**GOAL:**
Repeat all entries exactly.

## Start LISTED RECORDS

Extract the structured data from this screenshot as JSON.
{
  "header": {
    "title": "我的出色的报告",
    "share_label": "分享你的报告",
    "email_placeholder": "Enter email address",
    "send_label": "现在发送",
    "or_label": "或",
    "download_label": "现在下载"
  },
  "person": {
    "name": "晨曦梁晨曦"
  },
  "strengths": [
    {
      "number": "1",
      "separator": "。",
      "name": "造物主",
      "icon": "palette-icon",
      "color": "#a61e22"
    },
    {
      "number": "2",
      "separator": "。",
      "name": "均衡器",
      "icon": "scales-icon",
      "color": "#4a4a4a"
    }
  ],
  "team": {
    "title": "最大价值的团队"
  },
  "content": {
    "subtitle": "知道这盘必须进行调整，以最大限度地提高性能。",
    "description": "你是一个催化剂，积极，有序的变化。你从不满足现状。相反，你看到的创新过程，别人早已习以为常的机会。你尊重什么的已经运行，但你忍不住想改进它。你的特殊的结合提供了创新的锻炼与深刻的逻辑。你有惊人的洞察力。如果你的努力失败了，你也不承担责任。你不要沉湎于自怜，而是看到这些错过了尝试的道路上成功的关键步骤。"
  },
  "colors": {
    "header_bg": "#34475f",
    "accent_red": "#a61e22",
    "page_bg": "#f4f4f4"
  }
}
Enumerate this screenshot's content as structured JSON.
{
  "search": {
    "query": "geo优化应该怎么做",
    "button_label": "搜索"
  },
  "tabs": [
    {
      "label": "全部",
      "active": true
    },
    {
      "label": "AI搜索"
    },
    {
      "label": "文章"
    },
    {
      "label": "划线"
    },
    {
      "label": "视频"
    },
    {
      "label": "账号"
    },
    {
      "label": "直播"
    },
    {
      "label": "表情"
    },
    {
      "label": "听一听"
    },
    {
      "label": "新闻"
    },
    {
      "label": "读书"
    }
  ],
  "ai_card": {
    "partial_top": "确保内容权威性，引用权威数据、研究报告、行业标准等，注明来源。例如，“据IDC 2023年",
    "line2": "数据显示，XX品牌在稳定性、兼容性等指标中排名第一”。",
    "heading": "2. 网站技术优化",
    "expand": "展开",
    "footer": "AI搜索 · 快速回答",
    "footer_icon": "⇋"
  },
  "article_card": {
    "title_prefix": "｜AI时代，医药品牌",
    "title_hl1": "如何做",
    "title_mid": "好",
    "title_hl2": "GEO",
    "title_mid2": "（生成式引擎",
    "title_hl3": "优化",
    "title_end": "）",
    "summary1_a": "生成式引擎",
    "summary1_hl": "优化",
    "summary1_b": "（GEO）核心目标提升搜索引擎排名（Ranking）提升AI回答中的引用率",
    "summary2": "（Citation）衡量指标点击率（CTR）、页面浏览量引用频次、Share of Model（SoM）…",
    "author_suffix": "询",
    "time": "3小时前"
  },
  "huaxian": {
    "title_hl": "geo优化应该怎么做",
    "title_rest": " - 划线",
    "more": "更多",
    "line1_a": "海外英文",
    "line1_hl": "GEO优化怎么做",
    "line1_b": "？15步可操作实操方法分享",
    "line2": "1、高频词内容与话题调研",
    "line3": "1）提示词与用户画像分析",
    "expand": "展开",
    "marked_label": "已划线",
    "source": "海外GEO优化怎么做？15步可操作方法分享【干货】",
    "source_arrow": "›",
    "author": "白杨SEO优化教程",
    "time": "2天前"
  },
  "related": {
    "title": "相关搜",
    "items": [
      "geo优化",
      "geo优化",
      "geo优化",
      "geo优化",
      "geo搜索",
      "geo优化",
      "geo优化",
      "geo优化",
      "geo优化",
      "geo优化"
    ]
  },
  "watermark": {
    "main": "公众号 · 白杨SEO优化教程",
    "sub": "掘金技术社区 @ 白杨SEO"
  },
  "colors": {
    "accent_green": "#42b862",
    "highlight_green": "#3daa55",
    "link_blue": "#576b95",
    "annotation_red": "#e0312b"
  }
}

## End LISTED RECORDS

**EXPECTED OUTPUT:**
Extract the structured data from this screenshot as JSON.
{
  "header": {
    "title": "我的出色的报告",
    "share_label": "分享你的报告",
    "email_placeholder": "Enter email address",
    "send_label": "现在发送",
    "or_label": "或",
    "download_label": "现在下载"
  },
  "person": {
    "name": "晨曦梁晨曦"
  },
  "strengths": [
    {
      "number": "1",
      "separator": "。",
      "name": "造物主",
      "icon": "palette-icon",
      "color": "#a61e22"
    },
    {
      "number": "2",
      "separator": "。",
      "name": "均衡器",
      "icon": "scales-icon",
      "color": "#4a4a4a"
    }
  ],
  "team": {
    "title": "最大价值的团队"
  },
  "content": {
    "subtitle": "知道这盘必须进行调整，以最大限度地提高性能。",
    "description": "你是一个催化剂，积极，有序的变化。你从不满足现状。相反，你看到的创新过程，别人早已习以为常的机会。你尊重什么的已经运行，但你忍不住想改进它。你的特殊的结合提供了创新的锻炼与深刻的逻辑。你有惊人的洞察力。如果你的努力失败了，你也不承担责任。你不要沉湎于自怜，而是看到这些错过了尝试的道路上成功的关键步骤。"
  },
  "colors": {
    "header_bg": "#34475f",
    "accent_red": "#a61e22",
    "page_bg": "#f4f4f4"
  }
}
Enumerate this screenshot's content as structured JSON.
{
  "search": {
    "query": "geo优化应该怎么做",
    "button_label": "搜索"
  },
  "tabs": [
    {
      "label": "全部",
      "active": true
    },
    {
      "label": "AI搜索"
    },
    {
      "label": "文章"
    },
    {
      "label": "划线"
    },
    {
      "label": "视频"
    },
    {
      "label": "账号"
    },
    {
      "label": "直播"
    },
    {
      "label": "表情"
    },
    {
      "label": "听一听"
    },
    {
      "label": "新闻"
    },
    {
      "label": "读书"
    }
  ],
  "ai_card": {
    "partial_top": "确保内容权威性，引用权威数据、研究报告、行业标准等，注明来源。例如，“据IDC 2023年",
    "line2": "数据显示，XX品牌在稳定性、兼容性等指标中排名第一”。",
    "heading": "2. 网站技术优化",
    "expand": "展开",
    "footer": "AI搜索 · 快速回答",
    "footer_icon": "⇋"
  },
  "article_card": {
    "title_prefix": "｜AI时代，医药品牌",
    "title_hl1": "如何做",
    "title_mid": "好",
    "title_hl2": "GEO",
    "title_mid2": "（生成式引擎",
    "title_hl3": "优化",
    "title_end": "）",
    "summary1_a": "生成式引擎",
    "summary1_hl": "优化",
    "summary1_b": "（GEO）核心目标提升搜索引擎排名（Ranking）提升AI回答中的引用率",
    "summary2": "（Citation）衡量指标点击率（CTR）、页面浏览量引用频次、Share of Model（SoM）…",
    "author_suffix": "询",
    "time": "3小时前"
  },
  "huaxian": {
    "title_hl": "geo优化应该怎么做",
    "title_rest": " - 划线",
    "more": "更多",
    "line1_a": "海外英文",
    "line1_hl": "GEO优化怎么做",
    "line1_b": "？15步可操作实操方法分享",
    "line2": "1、高频词内容与话题调研",
    "line3": "1）提示词与用户画像分析",
    "expand": "展开",
    "marked_label": "已划线",
    "source": "海外GEO优化怎么做？15步可操作方法分享【干货】",
    "source_arrow": "›",
    "author": "白杨SEO优化教程",
    "time": "2天前"
  },
  "related": {
    "title": "相关搜",
    "items": [
      "geo优化",
      "geo优化",
      "geo优化",
      "geo优化",
      "geo搜索",
      "geo优化",
      "geo优化",
      "geo优化",
      "geo优化",
      "geo优化"
    ]
  },
  "watermark": {
    "main": "公众号 · 白杨SEO优化教程",
    "sub": "掘金技术社区 @ 白杨SEO"
  },
  "colors": {
    "accent_green": "#42b862",
    "highlight_green": "#3daa55",
    "link_blue": "#576b95",
    "annotation_red": "#e0312b"
  }
}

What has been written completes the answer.